**STATED EXERCISE:** Transcribe every entry word for word, leaving out all images.

**Extracted data entries:**
* * * *
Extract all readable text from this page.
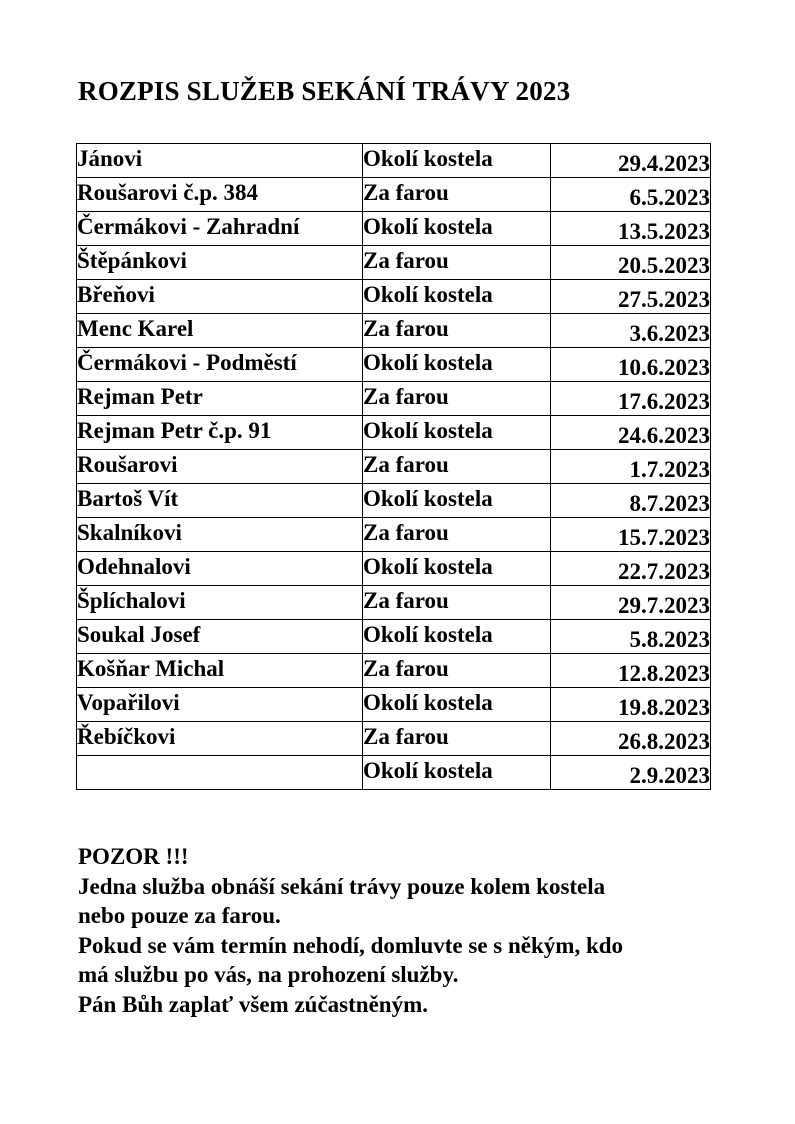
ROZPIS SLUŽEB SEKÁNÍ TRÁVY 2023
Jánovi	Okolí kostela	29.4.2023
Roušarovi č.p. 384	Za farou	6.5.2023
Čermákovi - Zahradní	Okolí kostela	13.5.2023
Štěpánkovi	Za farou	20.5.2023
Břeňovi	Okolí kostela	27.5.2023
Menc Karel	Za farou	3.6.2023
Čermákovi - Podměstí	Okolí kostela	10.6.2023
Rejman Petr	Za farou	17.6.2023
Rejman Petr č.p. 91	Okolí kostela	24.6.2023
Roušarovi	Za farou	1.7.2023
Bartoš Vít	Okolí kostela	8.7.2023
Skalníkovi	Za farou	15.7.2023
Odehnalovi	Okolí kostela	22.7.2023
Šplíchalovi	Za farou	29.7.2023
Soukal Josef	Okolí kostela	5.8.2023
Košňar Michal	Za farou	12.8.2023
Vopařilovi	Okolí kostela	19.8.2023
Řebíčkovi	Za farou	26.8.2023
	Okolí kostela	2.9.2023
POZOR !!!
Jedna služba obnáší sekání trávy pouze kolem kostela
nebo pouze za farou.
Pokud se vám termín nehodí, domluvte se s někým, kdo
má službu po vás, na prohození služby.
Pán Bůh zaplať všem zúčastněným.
* * * *
**FINISHED ANSWER:**
Extract all readable text from this page.
ROZPIS SLUŽEB SEKÁNÍ TRÁVY 2023
Jánovi	Okolí kostela	29.4.2023
Roušarovi č.p. 384	Za farou	6.5.2023
Čermákovi - Zahradní	Okolí kostela	13.5.2023
Štěpánkovi	Za farou	20.5.2023
Břeňovi	Okolí kostela	27.5.2023
Menc Karel	Za farou	3.6.2023
Čermákovi - Podměstí	Okolí kostela	10.6.2023
Rejman Petr	Za farou	17.6.2023
Rejman Petr č.p. 91	Okolí kostela	24.6.2023
Roušarovi	Za farou	1.7.2023
Bartoš Vít	Okolí kostela	8.7.2023
Skalníkovi	Za farou	15.7.2023
Odehnalovi	Okolí kostela	22.7.2023
Šplíchalovi	Za farou	29.7.2023
Soukal Josef	Okolí kostela	5.8.2023
Košňar Michal	Za farou	12.8.2023
Vopařilovi	Okolí kostela	19.8.2023
Řebíčkovi	Za farou	26.8.2023
	Okolí kostela	2.9.2023
POZOR !!!
Jedna služba obnáší sekání trávy pouze kolem kostela
nebo pouze za farou.
Pokud se vám termín nehodí, domluvte se s někým, kdo
má službu po vás, na prohození služby.
Pán Bůh zaplať všem zúčastněným.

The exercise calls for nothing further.